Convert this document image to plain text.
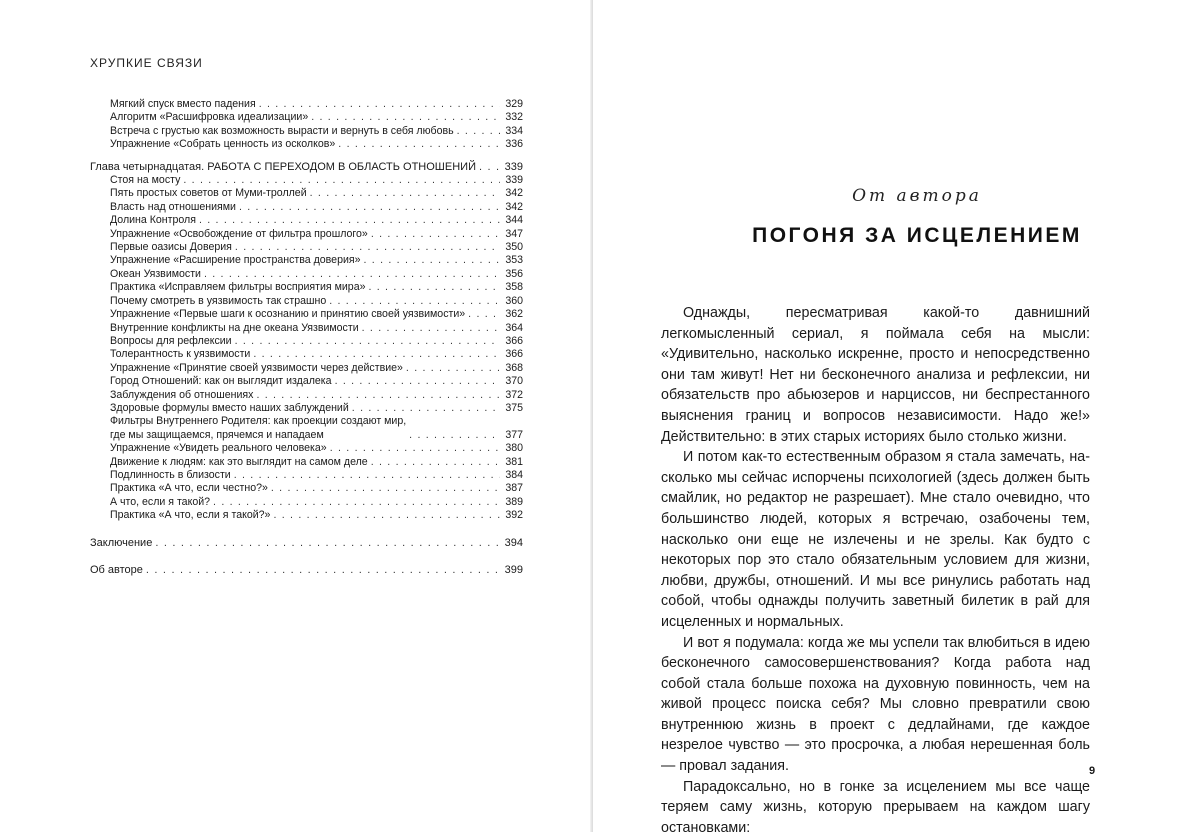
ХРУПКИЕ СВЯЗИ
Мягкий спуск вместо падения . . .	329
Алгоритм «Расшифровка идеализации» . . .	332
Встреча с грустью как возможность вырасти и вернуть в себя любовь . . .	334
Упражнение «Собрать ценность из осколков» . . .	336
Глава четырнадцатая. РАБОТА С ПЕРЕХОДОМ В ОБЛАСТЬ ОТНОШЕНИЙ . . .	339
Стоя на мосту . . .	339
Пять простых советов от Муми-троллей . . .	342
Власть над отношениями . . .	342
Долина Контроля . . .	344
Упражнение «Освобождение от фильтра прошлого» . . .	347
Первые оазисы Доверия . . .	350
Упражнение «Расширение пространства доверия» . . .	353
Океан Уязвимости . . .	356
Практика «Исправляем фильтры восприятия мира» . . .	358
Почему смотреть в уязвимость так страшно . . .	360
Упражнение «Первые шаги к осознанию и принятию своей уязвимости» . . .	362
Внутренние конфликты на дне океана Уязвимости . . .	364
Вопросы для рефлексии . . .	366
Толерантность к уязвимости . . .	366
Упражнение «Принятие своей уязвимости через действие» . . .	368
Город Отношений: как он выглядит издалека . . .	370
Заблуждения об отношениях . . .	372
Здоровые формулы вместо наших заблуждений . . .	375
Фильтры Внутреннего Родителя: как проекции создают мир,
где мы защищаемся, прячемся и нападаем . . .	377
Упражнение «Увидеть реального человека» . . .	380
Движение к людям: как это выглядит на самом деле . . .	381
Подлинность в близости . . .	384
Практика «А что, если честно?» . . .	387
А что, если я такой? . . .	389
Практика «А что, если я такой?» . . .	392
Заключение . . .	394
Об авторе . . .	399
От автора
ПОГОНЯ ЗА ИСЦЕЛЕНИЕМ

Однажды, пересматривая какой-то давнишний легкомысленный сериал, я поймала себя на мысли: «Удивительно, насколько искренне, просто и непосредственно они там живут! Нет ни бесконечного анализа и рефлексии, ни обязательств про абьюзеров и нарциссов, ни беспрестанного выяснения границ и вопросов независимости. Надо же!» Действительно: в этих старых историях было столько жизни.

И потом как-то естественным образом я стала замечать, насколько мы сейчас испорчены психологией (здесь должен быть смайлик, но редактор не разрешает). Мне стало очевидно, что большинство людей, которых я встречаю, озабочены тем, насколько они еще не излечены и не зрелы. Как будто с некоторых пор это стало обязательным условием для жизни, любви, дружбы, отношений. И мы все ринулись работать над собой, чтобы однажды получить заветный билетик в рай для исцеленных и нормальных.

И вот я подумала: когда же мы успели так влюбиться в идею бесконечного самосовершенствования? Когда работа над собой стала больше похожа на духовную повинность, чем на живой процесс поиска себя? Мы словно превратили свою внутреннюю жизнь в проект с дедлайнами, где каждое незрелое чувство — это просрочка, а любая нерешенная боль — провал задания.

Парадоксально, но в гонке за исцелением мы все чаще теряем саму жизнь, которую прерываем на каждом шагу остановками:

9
########
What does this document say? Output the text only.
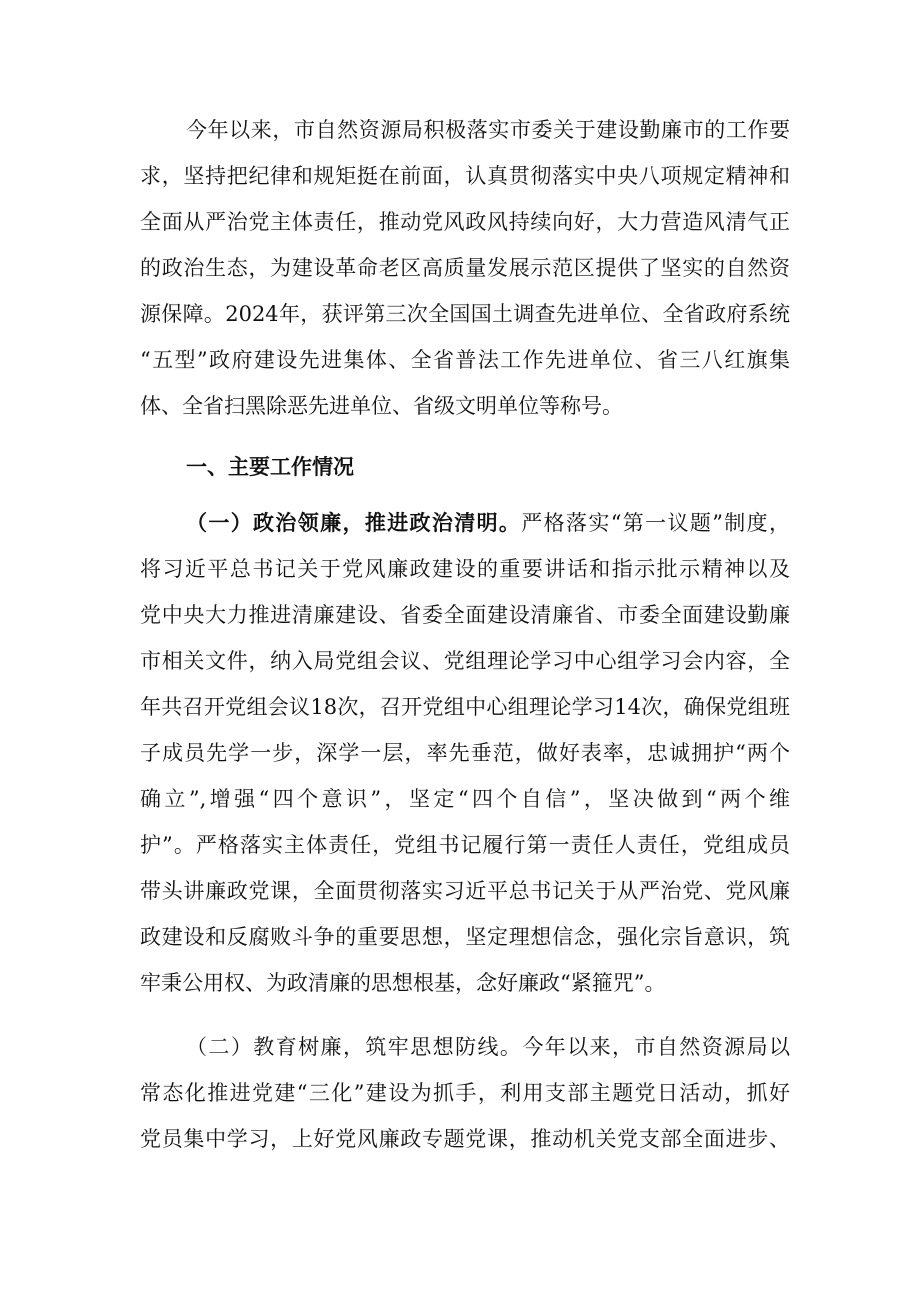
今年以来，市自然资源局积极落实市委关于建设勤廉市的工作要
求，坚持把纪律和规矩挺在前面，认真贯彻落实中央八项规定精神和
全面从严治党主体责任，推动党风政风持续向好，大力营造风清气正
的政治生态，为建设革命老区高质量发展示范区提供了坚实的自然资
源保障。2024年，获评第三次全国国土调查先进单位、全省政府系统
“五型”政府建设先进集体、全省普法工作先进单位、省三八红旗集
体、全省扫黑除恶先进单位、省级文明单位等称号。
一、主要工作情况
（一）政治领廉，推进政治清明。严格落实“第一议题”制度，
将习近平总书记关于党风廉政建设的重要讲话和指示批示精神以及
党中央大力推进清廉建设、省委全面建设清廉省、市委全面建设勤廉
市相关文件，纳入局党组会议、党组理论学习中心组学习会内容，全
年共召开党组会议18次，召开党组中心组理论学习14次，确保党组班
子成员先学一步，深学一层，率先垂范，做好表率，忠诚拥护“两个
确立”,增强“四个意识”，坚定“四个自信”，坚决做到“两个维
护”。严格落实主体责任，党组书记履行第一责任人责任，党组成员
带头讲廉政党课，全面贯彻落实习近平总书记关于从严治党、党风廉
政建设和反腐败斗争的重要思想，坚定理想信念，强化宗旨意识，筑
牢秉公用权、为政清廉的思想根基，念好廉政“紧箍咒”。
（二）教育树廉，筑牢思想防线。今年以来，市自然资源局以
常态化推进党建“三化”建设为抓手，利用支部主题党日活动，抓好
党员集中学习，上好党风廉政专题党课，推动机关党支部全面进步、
########
§ Written exercise
Which lines contain "жизнь"? Show each of them.

§ Output below
И вот я подумала: когда же мы успели так влюбиться в идею бесконечного самосовершенствования? Когда работа над собой стала больше похожа на духовную повинность, чем на живой процесс поиска себя? Мы словно превратили свою внутреннюю жизнь в проект с дедлайнами, где каждое незрелое чувство — это просрочка, а любая нерешенная боль — провал задания.
Парадоксально, но в гонке за исцелением мы все чаще теряем саму жизнь, которую прерываем на каждом шагу остановками:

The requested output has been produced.